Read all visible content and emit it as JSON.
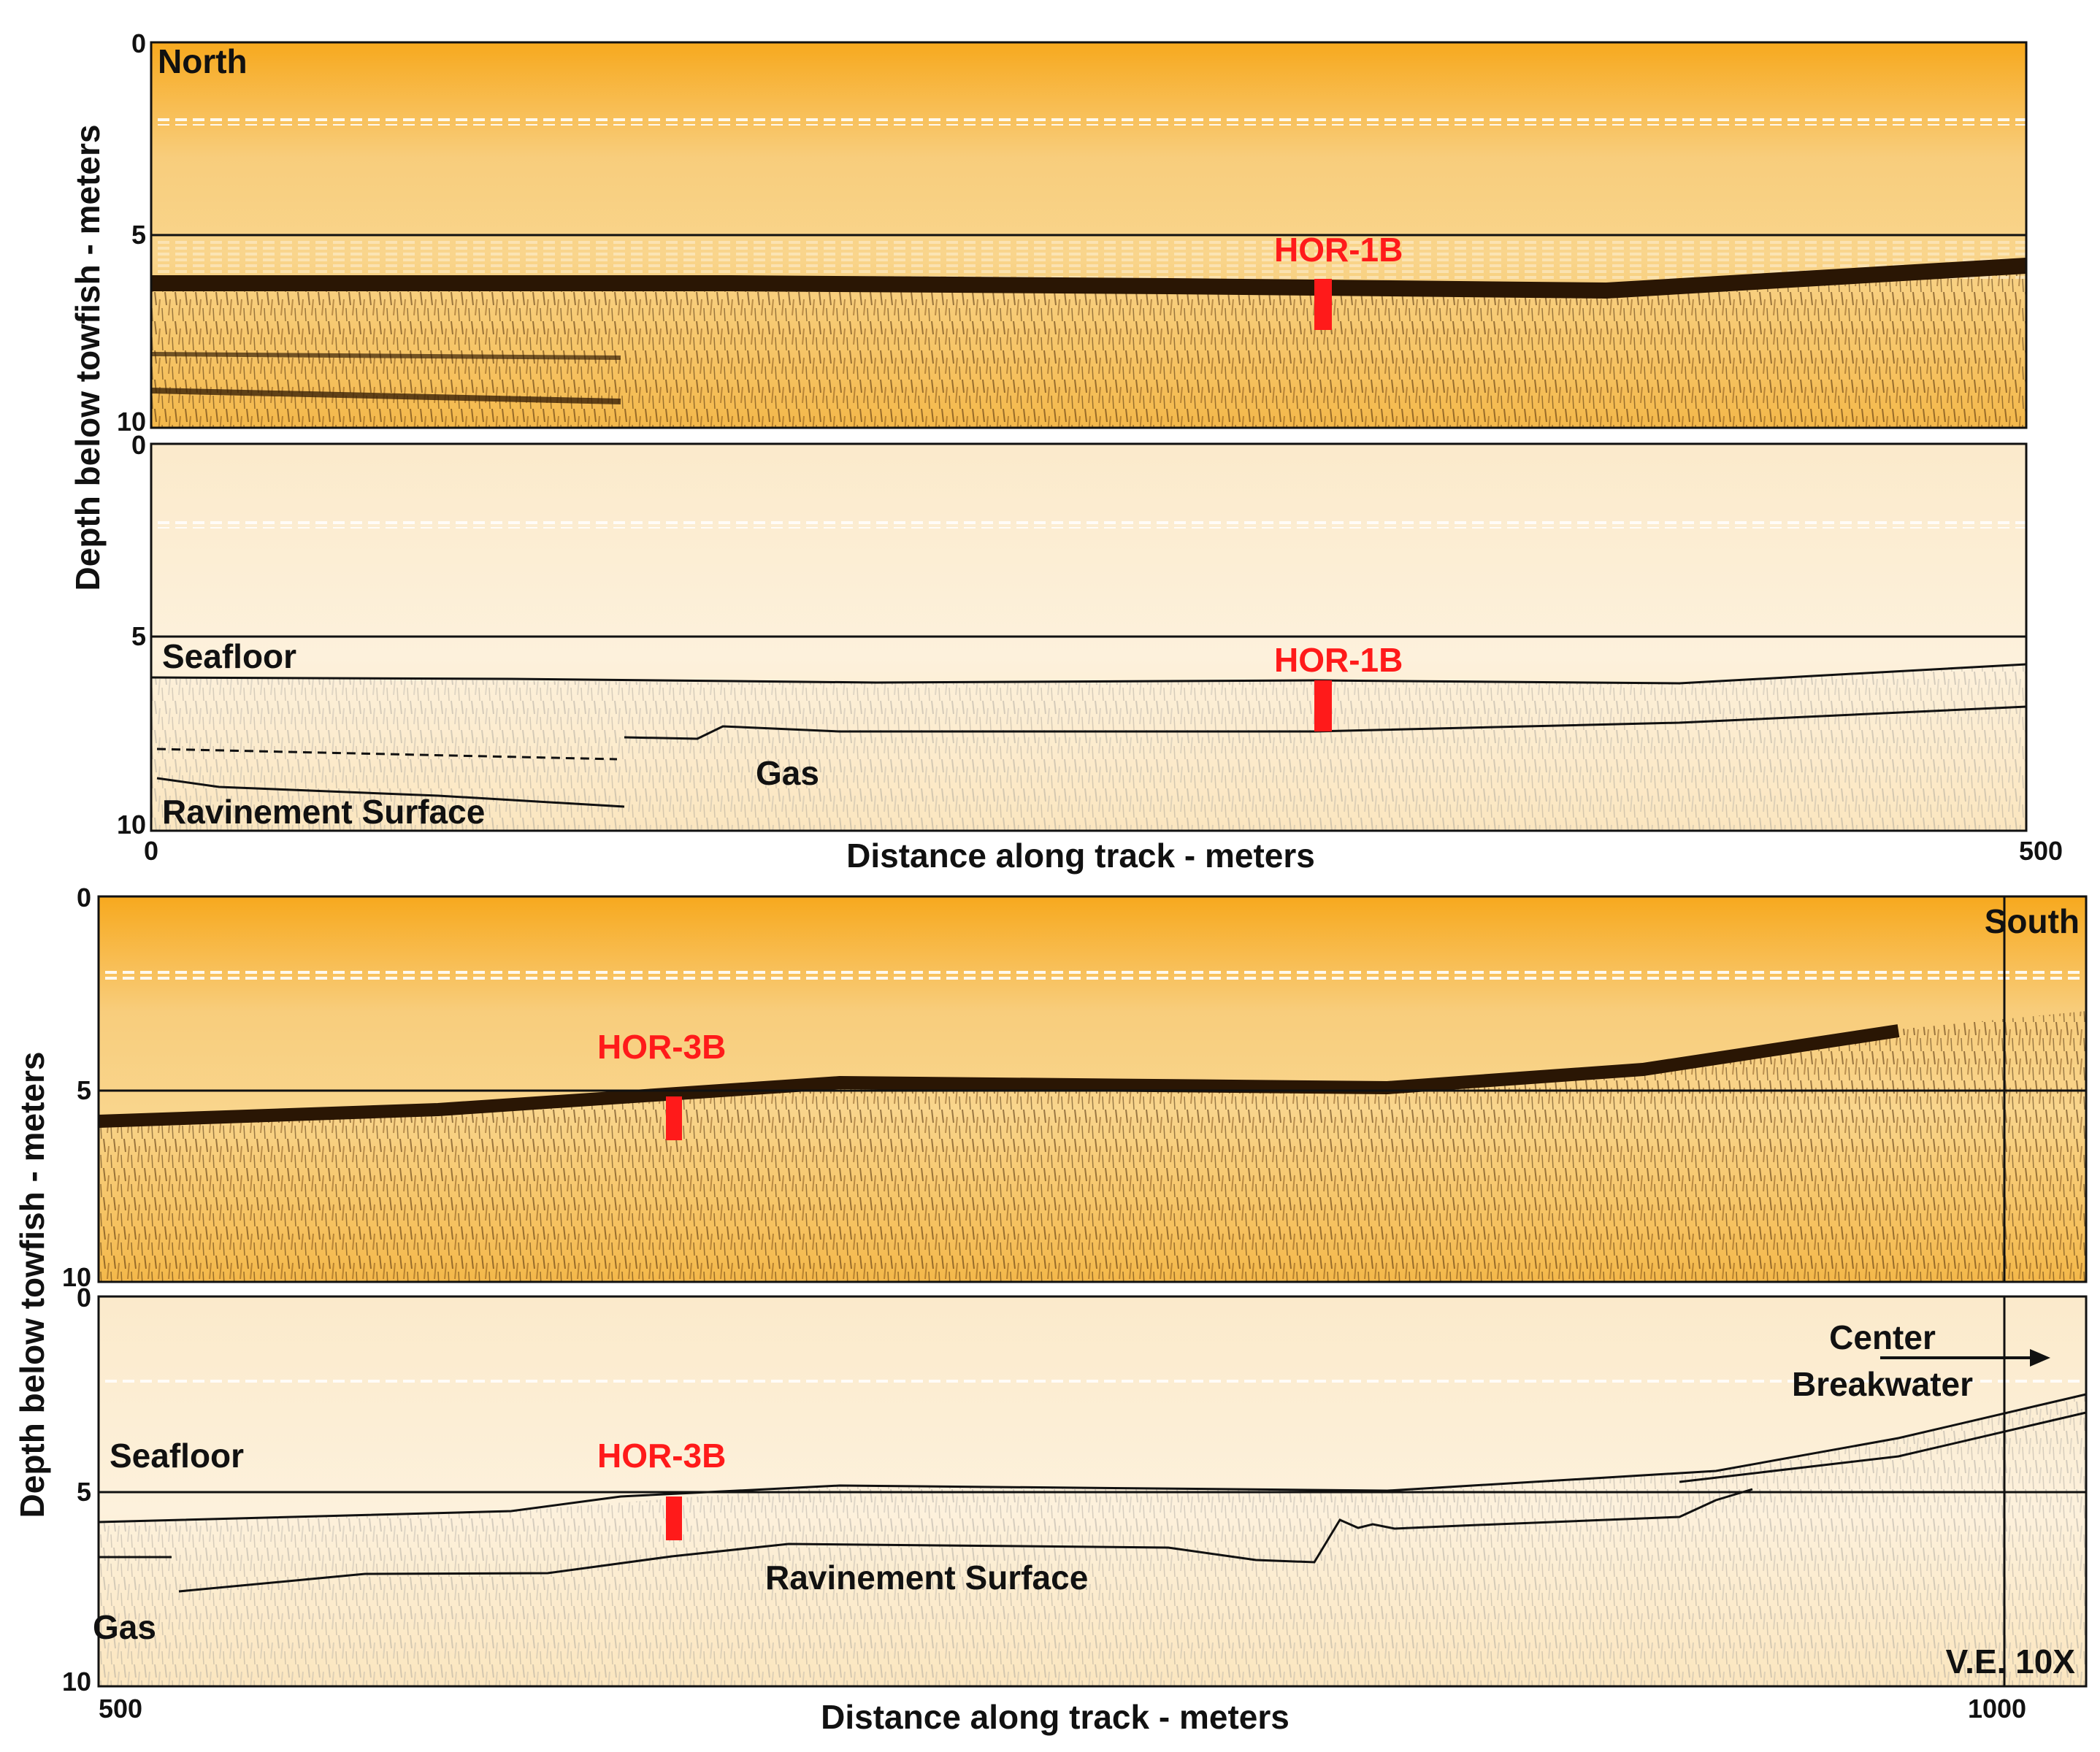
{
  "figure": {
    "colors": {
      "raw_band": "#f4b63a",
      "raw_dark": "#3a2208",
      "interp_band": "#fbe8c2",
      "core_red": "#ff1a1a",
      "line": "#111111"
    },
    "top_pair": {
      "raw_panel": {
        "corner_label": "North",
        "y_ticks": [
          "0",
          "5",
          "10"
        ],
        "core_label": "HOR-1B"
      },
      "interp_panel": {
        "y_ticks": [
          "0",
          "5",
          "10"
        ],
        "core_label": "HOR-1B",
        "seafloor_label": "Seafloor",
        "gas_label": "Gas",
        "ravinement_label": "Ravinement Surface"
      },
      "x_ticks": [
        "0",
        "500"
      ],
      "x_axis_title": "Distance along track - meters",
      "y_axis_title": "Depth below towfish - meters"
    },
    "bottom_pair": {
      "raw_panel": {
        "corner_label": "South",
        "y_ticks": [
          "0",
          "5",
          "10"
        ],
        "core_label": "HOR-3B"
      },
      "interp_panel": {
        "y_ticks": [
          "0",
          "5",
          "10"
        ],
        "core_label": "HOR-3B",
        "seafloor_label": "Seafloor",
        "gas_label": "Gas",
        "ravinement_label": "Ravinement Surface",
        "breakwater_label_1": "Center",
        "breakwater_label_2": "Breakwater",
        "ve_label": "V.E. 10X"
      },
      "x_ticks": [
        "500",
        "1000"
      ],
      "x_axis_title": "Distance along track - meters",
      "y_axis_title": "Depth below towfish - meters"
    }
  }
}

——————

## What you are asked to do
Write the lines above out again exactly, without any of their pictures.

## Response
Read all visible content and emit it as JSON.
{
  "figure": {
    "colors": {
      "raw_band": "#f4b63a",
      "raw_dark": "#3a2208",
      "interp_band": "#fbe8c2",
      "core_red": "#ff1a1a",
      "line": "#111111"
    },
    "top_pair": {
      "raw_panel": {
        "corner_label": "North",
        "y_ticks": [
          "0",
          "5",
          "10"
        ],
        "core_label": "HOR-1B"
      },
      "interp_panel": {
        "y_ticks": [
          "0",
          "5",
          "10"
        ],
        "core_label": "HOR-1B",
        "seafloor_label": "Seafloor",
        "gas_label": "Gas",
        "ravinement_label": "Ravinement Surface"
      },
      "x_ticks": [
        "0",
        "500"
      ],
      "x_axis_title": "Distance along track - meters",
      "y_axis_title": "Depth below towfish - meters"
    },
    "bottom_pair": {
      "raw_panel": {
        "corner_label": "South",
        "y_ticks": [
          "0",
          "5",
          "10"
        ],
        "core_label": "HOR-3B"
      },
      "interp_panel": {
        "y_ticks": [
          "0",
          "5",
          "10"
        ],
        "core_label": "HOR-3B",
        "seafloor_label": "Seafloor",
        "gas_label": "Gas",
        "ravinement_label": "Ravinement Surface",
        "breakwater_label_1": "Center",
        "breakwater_label_2": "Breakwater",
        "ve_label": "V.E. 10X"
      },
      "x_ticks": [
        "500",
        "1000"
      ],
      "x_axis_title": "Distance along track - meters",
      "y_axis_title": "Depth below towfish - meters"
    }
  }
}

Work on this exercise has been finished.